Written request: Check each line of the material below for "arrow", then copy the ones that contain it.

(Dataset items)
******

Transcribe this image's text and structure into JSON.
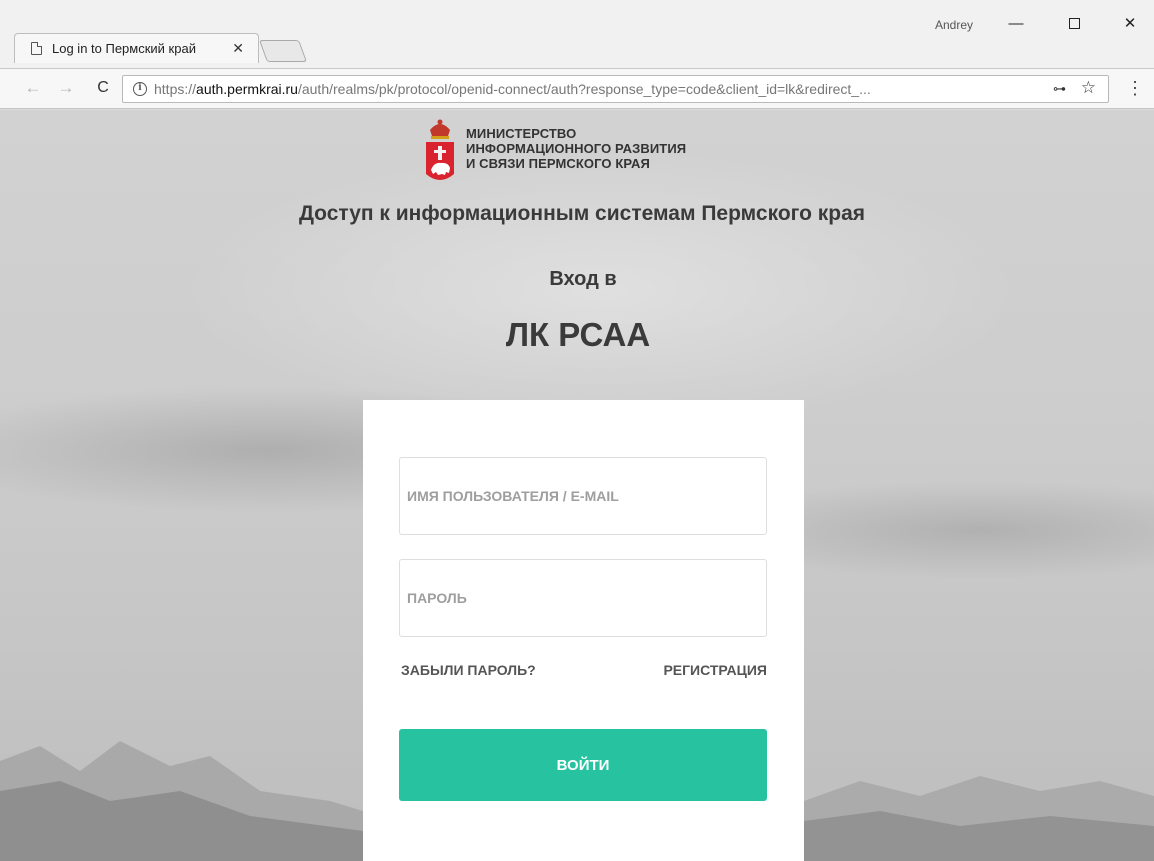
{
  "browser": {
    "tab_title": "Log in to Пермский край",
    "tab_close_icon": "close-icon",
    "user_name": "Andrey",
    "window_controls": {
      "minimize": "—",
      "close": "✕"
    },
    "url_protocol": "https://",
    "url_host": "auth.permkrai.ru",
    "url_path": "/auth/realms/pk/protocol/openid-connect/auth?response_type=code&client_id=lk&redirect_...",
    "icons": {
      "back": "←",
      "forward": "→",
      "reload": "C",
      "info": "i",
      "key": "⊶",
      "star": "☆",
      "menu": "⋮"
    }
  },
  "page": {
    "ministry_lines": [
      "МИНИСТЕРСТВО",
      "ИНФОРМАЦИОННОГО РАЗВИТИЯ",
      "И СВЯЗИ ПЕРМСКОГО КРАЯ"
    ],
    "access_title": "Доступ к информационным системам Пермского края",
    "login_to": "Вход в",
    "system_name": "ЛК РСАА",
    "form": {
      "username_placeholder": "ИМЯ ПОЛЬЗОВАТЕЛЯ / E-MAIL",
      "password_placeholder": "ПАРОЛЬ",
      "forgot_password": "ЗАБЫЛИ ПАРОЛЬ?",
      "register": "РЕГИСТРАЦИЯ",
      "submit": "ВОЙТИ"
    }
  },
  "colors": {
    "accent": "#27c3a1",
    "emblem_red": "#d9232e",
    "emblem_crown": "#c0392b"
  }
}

******

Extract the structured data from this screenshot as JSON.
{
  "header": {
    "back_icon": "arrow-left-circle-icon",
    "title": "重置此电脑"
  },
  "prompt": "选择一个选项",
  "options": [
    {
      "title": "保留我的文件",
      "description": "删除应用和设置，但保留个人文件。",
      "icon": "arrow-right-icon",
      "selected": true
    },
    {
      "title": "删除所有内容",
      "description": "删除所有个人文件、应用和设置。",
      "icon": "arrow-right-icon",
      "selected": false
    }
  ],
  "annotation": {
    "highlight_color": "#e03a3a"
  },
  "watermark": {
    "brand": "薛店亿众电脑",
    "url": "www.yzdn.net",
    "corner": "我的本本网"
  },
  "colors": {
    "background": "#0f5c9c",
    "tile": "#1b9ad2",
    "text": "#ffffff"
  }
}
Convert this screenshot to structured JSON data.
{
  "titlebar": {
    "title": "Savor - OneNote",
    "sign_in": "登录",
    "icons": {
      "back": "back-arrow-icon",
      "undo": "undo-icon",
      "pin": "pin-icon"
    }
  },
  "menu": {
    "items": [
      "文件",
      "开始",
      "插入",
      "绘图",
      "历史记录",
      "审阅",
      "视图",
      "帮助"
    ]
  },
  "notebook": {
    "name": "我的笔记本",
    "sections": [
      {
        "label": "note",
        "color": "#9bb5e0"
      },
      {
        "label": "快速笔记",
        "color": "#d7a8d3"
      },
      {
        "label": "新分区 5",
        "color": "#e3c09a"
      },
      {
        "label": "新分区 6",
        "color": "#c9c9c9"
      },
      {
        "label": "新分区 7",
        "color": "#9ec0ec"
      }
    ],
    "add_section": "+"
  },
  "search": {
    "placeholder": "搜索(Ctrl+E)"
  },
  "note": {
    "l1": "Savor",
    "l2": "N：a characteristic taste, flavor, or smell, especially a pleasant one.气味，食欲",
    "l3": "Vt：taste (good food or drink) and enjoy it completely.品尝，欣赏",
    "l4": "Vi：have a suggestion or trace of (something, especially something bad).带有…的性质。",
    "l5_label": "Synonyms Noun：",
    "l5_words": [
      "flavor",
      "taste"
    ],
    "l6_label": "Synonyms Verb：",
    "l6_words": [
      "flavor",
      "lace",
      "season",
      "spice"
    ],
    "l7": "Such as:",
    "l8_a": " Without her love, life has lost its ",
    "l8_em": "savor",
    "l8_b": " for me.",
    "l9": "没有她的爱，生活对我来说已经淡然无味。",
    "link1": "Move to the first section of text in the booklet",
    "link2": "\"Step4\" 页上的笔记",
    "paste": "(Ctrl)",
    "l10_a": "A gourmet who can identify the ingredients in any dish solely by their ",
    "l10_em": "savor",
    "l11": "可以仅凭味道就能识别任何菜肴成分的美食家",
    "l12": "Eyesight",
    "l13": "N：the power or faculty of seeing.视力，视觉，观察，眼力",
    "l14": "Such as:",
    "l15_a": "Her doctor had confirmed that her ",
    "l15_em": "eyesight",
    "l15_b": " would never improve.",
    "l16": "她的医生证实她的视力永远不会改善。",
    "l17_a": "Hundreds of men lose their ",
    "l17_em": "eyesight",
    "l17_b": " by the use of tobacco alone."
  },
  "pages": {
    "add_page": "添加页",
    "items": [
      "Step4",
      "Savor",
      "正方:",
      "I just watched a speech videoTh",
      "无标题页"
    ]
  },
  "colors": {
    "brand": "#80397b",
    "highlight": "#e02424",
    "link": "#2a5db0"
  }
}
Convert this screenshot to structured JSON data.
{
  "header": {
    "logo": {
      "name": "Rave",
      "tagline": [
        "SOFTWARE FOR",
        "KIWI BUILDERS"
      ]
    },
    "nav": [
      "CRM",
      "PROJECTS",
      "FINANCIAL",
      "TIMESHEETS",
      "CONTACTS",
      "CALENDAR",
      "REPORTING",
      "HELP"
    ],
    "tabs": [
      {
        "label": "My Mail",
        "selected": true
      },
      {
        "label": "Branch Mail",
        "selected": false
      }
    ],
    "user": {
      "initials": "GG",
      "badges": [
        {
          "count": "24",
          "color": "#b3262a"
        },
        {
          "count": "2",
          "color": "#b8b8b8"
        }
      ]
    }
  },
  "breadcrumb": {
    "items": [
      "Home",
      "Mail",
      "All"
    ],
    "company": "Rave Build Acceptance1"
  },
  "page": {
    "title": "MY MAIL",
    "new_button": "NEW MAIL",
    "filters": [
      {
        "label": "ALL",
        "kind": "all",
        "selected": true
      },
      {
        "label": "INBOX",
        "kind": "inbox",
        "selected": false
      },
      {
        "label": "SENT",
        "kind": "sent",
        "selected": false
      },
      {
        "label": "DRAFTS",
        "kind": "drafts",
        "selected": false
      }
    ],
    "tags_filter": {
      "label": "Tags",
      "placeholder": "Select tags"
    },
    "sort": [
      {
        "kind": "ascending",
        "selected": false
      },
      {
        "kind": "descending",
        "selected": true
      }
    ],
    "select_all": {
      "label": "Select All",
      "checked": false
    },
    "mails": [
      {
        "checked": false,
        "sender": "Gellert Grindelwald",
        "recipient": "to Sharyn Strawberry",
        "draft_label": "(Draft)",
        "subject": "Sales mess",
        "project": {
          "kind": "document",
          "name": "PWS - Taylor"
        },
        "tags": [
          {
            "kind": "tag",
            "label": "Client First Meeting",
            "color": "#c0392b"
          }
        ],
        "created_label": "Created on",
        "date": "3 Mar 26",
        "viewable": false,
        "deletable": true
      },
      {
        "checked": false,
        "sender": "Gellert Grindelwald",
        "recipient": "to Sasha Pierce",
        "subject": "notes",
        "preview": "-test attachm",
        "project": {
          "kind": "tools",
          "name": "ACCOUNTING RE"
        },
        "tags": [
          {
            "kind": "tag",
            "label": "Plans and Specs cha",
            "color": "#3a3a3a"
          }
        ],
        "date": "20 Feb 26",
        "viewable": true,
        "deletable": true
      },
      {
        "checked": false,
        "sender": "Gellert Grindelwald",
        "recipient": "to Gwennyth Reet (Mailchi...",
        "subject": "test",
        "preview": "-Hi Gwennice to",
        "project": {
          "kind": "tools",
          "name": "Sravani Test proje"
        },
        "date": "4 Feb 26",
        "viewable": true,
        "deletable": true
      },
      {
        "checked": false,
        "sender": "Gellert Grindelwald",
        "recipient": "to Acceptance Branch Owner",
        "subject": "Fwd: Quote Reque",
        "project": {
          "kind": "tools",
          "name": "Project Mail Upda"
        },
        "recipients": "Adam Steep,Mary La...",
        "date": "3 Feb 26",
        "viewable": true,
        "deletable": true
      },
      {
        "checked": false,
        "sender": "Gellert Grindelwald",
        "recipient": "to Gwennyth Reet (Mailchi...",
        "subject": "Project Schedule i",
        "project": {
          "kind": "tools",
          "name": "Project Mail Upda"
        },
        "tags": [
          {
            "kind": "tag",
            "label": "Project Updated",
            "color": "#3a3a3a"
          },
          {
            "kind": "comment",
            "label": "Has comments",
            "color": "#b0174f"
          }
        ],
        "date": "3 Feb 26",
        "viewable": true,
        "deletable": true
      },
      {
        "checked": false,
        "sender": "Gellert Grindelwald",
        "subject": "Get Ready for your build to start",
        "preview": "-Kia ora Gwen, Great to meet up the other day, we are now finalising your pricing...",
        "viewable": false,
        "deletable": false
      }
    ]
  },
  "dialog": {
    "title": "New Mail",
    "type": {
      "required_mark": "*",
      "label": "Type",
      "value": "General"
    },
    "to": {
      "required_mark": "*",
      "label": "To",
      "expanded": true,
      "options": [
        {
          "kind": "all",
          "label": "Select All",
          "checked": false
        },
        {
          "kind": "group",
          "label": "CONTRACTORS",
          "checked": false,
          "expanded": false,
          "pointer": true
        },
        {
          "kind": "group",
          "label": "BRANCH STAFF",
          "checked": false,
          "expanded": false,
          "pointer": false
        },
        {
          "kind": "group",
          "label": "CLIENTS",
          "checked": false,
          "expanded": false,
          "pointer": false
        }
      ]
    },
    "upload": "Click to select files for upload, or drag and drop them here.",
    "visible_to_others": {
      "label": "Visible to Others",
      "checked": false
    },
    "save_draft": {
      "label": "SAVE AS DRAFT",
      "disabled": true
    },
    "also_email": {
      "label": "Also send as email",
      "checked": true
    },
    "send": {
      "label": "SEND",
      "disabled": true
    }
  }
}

******

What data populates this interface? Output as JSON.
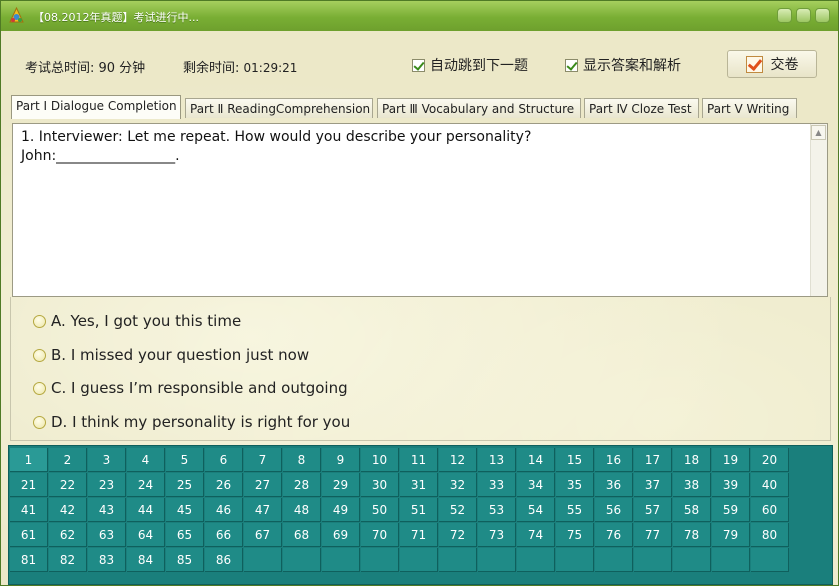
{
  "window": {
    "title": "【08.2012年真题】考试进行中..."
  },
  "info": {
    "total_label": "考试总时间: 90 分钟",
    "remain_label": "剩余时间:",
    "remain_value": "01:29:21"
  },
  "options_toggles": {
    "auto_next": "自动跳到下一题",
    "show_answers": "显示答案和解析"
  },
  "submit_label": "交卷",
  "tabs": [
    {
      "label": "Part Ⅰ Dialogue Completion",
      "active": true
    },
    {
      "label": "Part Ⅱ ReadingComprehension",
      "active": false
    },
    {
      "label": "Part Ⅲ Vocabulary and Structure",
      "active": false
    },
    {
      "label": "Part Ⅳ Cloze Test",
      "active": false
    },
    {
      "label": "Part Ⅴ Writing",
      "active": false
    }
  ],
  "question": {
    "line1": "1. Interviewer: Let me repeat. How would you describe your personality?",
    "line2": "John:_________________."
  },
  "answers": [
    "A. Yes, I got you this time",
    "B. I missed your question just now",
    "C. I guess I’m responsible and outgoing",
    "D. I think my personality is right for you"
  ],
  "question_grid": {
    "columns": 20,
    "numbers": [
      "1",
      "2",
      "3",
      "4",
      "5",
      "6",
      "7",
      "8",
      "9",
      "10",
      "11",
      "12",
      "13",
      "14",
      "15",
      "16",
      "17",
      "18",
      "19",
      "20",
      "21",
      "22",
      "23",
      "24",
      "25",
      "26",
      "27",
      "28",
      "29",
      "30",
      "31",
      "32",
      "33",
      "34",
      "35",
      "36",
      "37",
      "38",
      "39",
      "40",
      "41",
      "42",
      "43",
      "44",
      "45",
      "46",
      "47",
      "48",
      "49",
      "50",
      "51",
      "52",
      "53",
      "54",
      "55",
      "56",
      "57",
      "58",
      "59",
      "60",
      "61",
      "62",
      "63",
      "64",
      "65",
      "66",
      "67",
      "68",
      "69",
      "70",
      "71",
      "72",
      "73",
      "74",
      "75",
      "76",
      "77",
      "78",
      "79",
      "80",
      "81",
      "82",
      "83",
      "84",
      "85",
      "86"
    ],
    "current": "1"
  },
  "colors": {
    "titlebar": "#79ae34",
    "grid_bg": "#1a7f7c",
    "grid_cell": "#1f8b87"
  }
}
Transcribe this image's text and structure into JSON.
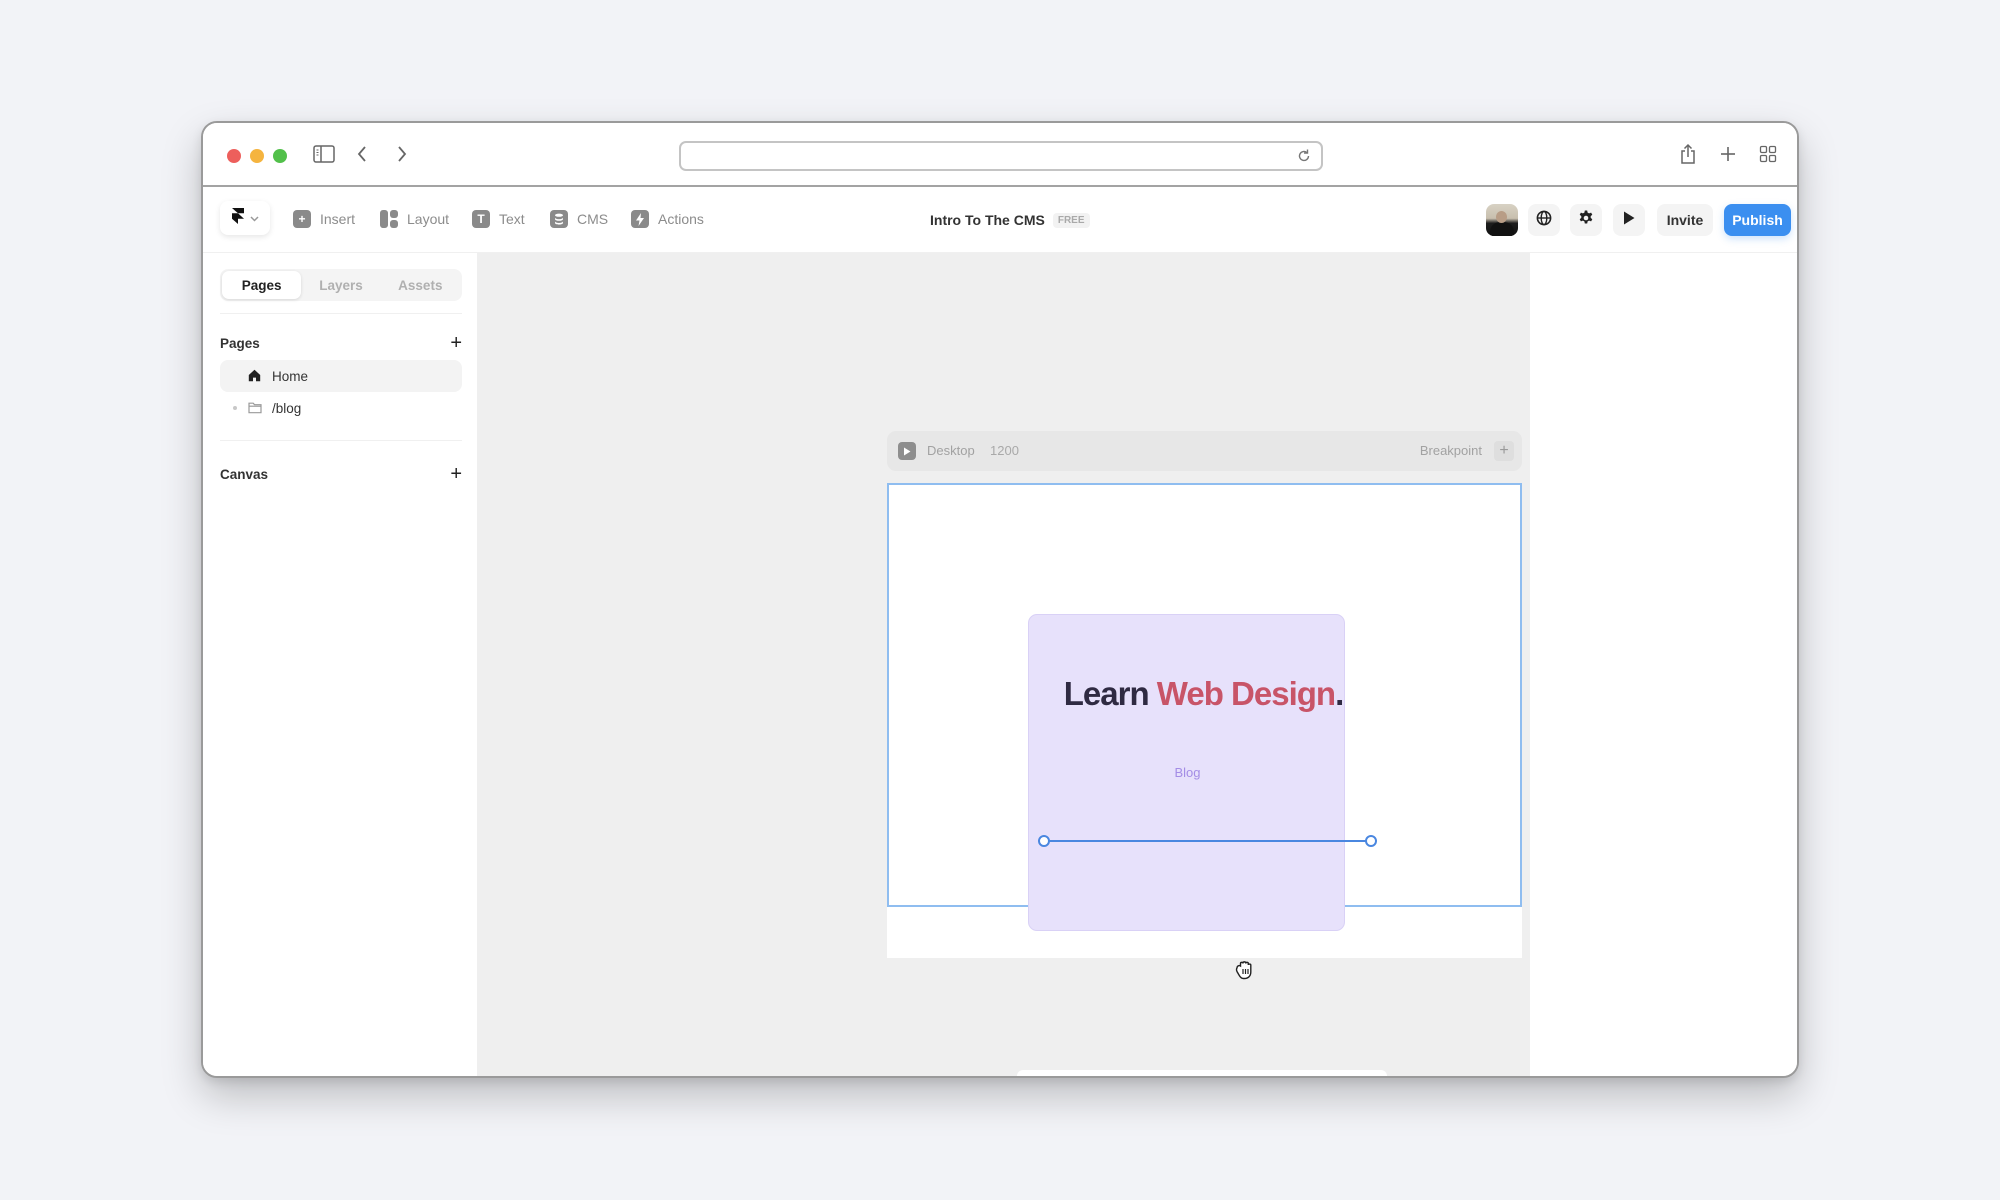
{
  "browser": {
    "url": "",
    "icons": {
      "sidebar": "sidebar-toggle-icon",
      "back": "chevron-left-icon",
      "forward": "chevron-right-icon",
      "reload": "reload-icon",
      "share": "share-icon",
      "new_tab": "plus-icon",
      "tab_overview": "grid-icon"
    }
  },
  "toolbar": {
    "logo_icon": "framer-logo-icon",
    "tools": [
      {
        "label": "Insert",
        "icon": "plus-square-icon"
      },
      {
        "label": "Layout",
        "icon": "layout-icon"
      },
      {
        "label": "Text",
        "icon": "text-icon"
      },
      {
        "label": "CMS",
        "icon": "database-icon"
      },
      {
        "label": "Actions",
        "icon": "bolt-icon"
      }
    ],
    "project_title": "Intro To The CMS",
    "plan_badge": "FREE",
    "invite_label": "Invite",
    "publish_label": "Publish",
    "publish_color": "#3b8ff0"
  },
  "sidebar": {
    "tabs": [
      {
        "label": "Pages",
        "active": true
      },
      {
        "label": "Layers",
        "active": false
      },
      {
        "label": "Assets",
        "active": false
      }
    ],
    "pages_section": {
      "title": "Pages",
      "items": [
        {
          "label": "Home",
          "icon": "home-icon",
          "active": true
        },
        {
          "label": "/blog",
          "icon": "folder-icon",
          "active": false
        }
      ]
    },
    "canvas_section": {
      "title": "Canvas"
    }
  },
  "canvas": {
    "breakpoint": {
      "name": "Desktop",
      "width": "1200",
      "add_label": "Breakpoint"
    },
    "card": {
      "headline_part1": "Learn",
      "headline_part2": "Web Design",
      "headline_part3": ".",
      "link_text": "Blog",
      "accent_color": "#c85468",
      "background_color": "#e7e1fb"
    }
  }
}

******

Task solution:
    "back_icon": "arrow-left-circle-icon",
      "icon": "arrow-right-icon",
      "icon": "arrow-right-icon",
      "back": "back-arrow-icon",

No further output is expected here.